EXERCISE AIM: Return the whole listing, keeping every character the same.

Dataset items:
########

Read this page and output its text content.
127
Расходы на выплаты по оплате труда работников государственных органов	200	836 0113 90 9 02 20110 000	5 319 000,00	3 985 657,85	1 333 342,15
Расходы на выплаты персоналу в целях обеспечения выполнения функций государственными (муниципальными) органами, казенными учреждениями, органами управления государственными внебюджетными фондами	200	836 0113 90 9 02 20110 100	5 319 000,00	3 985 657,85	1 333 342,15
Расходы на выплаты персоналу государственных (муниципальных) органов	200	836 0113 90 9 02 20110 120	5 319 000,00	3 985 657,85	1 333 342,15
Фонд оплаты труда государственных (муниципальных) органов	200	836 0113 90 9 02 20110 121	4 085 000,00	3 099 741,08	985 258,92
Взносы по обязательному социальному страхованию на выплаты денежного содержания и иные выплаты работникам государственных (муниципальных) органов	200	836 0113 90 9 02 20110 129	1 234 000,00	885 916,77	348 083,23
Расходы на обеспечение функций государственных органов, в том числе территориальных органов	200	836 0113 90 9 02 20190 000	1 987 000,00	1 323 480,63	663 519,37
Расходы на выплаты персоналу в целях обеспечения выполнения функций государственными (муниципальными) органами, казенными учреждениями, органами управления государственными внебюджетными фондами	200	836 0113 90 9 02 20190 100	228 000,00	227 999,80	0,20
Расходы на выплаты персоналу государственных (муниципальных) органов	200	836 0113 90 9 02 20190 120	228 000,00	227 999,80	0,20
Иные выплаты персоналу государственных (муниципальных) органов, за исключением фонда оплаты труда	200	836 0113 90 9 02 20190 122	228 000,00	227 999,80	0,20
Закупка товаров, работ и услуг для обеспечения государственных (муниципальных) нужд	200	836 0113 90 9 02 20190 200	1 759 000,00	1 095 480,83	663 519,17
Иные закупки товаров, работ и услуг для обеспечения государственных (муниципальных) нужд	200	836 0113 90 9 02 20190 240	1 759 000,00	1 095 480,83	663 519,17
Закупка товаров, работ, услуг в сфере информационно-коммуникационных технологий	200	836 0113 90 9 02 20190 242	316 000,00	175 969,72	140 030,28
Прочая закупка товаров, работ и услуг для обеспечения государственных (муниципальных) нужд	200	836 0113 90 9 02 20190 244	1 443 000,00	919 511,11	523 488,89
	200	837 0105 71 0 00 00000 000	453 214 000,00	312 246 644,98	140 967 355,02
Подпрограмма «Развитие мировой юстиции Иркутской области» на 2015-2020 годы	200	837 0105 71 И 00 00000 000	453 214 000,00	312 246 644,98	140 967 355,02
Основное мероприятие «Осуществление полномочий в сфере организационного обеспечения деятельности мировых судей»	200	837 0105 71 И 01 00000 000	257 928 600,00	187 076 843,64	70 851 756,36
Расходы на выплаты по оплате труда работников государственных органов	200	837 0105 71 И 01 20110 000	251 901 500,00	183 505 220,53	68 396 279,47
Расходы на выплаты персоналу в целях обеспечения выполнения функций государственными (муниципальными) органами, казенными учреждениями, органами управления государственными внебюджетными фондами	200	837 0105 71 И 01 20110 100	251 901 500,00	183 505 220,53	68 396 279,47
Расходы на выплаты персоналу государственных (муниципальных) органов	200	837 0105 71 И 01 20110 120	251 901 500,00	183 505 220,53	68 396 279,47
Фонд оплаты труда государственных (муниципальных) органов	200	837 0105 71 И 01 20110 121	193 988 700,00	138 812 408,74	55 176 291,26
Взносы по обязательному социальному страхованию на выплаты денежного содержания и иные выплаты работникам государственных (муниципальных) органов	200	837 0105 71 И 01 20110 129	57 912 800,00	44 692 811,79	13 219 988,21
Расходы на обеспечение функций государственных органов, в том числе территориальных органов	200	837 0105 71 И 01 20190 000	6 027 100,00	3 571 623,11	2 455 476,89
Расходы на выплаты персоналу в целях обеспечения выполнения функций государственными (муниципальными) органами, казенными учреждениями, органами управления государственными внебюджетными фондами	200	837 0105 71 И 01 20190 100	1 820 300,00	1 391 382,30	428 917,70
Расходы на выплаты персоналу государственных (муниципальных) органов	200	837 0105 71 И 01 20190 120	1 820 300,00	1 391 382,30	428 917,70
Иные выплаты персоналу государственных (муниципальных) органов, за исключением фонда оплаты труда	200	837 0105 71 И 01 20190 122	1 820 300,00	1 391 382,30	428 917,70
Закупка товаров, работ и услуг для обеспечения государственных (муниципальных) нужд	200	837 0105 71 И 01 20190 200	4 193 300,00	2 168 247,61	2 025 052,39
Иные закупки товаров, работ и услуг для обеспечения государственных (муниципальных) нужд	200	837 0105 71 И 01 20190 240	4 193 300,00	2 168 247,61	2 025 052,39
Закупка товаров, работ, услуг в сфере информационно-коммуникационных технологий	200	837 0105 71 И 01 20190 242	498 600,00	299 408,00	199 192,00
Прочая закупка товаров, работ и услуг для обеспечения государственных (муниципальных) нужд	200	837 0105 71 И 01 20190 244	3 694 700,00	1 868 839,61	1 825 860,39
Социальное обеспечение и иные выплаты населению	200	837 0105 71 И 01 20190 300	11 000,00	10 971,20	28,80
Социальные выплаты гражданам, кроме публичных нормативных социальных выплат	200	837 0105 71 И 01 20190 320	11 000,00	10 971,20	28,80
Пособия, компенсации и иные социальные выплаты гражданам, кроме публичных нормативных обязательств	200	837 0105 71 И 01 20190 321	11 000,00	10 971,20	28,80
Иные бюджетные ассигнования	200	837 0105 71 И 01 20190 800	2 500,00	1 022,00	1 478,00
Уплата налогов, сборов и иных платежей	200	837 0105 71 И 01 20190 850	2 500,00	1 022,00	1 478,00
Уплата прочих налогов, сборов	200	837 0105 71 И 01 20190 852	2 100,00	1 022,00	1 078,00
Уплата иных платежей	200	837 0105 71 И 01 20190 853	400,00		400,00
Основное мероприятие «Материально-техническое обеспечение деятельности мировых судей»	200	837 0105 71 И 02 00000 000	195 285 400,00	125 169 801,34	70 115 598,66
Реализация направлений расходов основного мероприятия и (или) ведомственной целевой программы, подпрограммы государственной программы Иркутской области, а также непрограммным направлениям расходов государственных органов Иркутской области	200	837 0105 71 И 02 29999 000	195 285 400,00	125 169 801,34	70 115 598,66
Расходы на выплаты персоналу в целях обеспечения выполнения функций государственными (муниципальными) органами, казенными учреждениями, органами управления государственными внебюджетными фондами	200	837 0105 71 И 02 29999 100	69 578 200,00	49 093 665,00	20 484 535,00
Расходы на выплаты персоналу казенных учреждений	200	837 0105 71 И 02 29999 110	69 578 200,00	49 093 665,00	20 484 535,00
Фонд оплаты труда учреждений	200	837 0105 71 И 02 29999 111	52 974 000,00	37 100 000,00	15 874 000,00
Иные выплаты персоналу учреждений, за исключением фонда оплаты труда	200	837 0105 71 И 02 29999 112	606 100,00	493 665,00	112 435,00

########

OUTPUT FOR THIS TASK:
Read this page and output its text content.
127
Расходы на выплаты по оплате труда работников государственных органов	200	836 0113 90 9 02 20110 000	5 319 000,00	3 985 657,85	1 333 342,15
Расходы на выплаты персоналу в целях обеспечения выполнения функций государственными (муниципальными) органами, казенными учреждениями, органами управления государственными внебюджетными фондами	200	836 0113 90 9 02 20110 100	5 319 000,00	3 985 657,85	1 333 342,15
Расходы на выплаты персоналу государственных (муниципальных) органов	200	836 0113 90 9 02 20110 120	5 319 000,00	3 985 657,85	1 333 342,15
Фонд оплаты труда государственных (муниципальных) органов	200	836 0113 90 9 02 20110 121	4 085 000,00	3 099 741,08	985 258,92
Взносы по обязательному социальному страхованию на выплаты денежного содержания и иные выплаты работникам государственных (муниципальных) органов	200	836 0113 90 9 02 20110 129	1 234 000,00	885 916,77	348 083,23
Расходы на обеспечение функций государственных органов, в том числе территориальных органов	200	836 0113 90 9 02 20190 000	1 987 000,00	1 323 480,63	663 519,37
Расходы на выплаты персоналу в целях обеспечения выполнения функций государственными (муниципальными) органами, казенными учреждениями, органами управления государственными внебюджетными фондами	200	836 0113 90 9 02 20190 100	228 000,00	227 999,80	0,20
Расходы на выплаты персоналу государственных (муниципальных) органов	200	836 0113 90 9 02 20190 120	228 000,00	227 999,80	0,20
Иные выплаты персоналу государственных (муниципальных) органов, за исключением фонда оплаты труда	200	836 0113 90 9 02 20190 122	228 000,00	227 999,80	0,20
Закупка товаров, работ и услуг для обеспечения государственных (муниципальных) нужд	200	836 0113 90 9 02 20190 200	1 759 000,00	1 095 480,83	663 519,17
Иные закупки товаров, работ и услуг для обеспечения государственных (муниципальных) нужд	200	836 0113 90 9 02 20190 240	1 759 000,00	1 095 480,83	663 519,17
Закупка товаров, работ, услуг в сфере информационно-коммуникационных технологий	200	836 0113 90 9 02 20190 242	316 000,00	175 969,72	140 030,28
Прочая закупка товаров, работ и услуг для обеспечения государственных (муниципальных) нужд	200	836 0113 90 9 02 20190 244	1 443 000,00	919 511,11	523 488,89
	200	837 0105 71 0 00 00000 000	453 214 000,00	312 246 644,98	140 967 355,02
Подпрограмма «Развитие мировой юстиции Иркутской области» на 2015-2020 годы	200	837 0105 71 И 00 00000 000	453 214 000,00	312 246 644,98	140 967 355,02
Основное мероприятие «Осуществление полномочий в сфере организационного обеспечения деятельности мировых судей»	200	837 0105 71 И 01 00000 000	257 928 600,00	187 076 843,64	70 851 756,36
Расходы на выплаты по оплате труда работников государственных органов	200	837 0105 71 И 01 20110 000	251 901 500,00	183 505 220,53	68 396 279,47
Расходы на выплаты персоналу в целях обеспечения выполнения функций государственными (муниципальными) органами, казенными учреждениями, органами управления государственными внебюджетными фондами	200	837 0105 71 И 01 20110 100	251 901 500,00	183 505 220,53	68 396 279,47
Расходы на выплаты персоналу государственных (муниципальных) органов	200	837 0105 71 И 01 20110 120	251 901 500,00	183 505 220,53	68 396 279,47
Фонд оплаты труда государственных (муниципальных) органов	200	837 0105 71 И 01 20110 121	193 988 700,00	138 812 408,74	55 176 291,26
Взносы по обязательному социальному страхованию на выплаты денежного содержания и иные выплаты работникам государственных (муниципальных) органов	200	837 0105 71 И 01 20110 129	57 912 800,00	44 692 811,79	13 219 988,21
Расходы на обеспечение функций государственных органов, в том числе территориальных органов	200	837 0105 71 И 01 20190 000	6 027 100,00	3 571 623,11	2 455 476,89
Расходы на выплаты персоналу в целях обеспечения выполнения функций государственными (муниципальными) органами, казенными учреждениями, органами управления государственными внебюджетными фондами	200	837 0105 71 И 01 20190 100	1 820 300,00	1 391 382,30	428 917,70
Расходы на выплаты персоналу государственных (муниципальных) органов	200	837 0105 71 И 01 20190 120	1 820 300,00	1 391 382,30	428 917,70
Иные выплаты персоналу государственных (муниципальных) органов, за исключением фонда оплаты труда	200	837 0105 71 И 01 20190 122	1 820 300,00	1 391 382,30	428 917,70
Закупка товаров, работ и услуг для обеспечения государственных (муниципальных) нужд	200	837 0105 71 И 01 20190 200	4 193 300,00	2 168 247,61	2 025 052,39
Иные закупки товаров, работ и услуг для обеспечения государственных (муниципальных) нужд	200	837 0105 71 И 01 20190 240	4 193 300,00	2 168 247,61	2 025 052,39
Закупка товаров, работ, услуг в сфере информационно-коммуникационных технологий	200	837 0105 71 И 01 20190 242	498 600,00	299 408,00	199 192,00
Прочая закупка товаров, работ и услуг для обеспечения государственных (муниципальных) нужд	200	837 0105 71 И 01 20190 244	3 694 700,00	1 868 839,61	1 825 860,39
Социальное обеспечение и иные выплаты населению	200	837 0105 71 И 01 20190 300	11 000,00	10 971,20	28,80
Социальные выплаты гражданам, кроме публичных нормативных социальных выплат	200	837 0105 71 И 01 20190 320	11 000,00	10 971,20	28,80
Пособия, компенсации и иные социальные выплаты гражданам, кроме публичных нормативных обязательств	200	837 0105 71 И 01 20190 321	11 000,00	10 971,20	28,80
Иные бюджетные ассигнования	200	837 0105 71 И 01 20190 800	2 500,00	1 022,00	1 478,00
Уплата налогов, сборов и иных платежей	200	837 0105 71 И 01 20190 850	2 500,00	1 022,00	1 478,00
Уплата прочих налогов, сборов	200	837 0105 71 И 01 20190 852	2 100,00	1 022,00	1 078,00
Уплата иных платежей	200	837 0105 71 И 01 20190 853	400,00		400,00
Основное мероприятие «Материально-техническое обеспечение деятельности мировых судей»	200	837 0105 71 И 02 00000 000	195 285 400,00	125 169 801,34	70 115 598,66
Реализация направлений расходов основного мероприятия и (или) ведомственной целевой программы, подпрограммы государственной программы Иркутской области, а также непрограммным направлениям расходов государственных органов Иркутской области	200	837 0105 71 И 02 29999 000	195 285 400,00	125 169 801,34	70 115 598,66
Расходы на выплаты персоналу в целях обеспечения выполнения функций государственными (муниципальными) органами, казенными учреждениями, органами управления государственными внебюджетными фондами	200	837 0105 71 И 02 29999 100	69 578 200,00	49 093 665,00	20 484 535,00
Расходы на выплаты персоналу казенных учреждений	200	837 0105 71 И 02 29999 110	69 578 200,00	49 093 665,00	20 484 535,00
Фонд оплаты труда учреждений	200	837 0105 71 И 02 29999 111	52 974 000,00	37 100 000,00	15 874 000,00
Иные выплаты персоналу учреждений, за исключением фонда оплаты труда	200	837 0105 71 И 02 29999 112	606 100,00	493 665,00	112 435,00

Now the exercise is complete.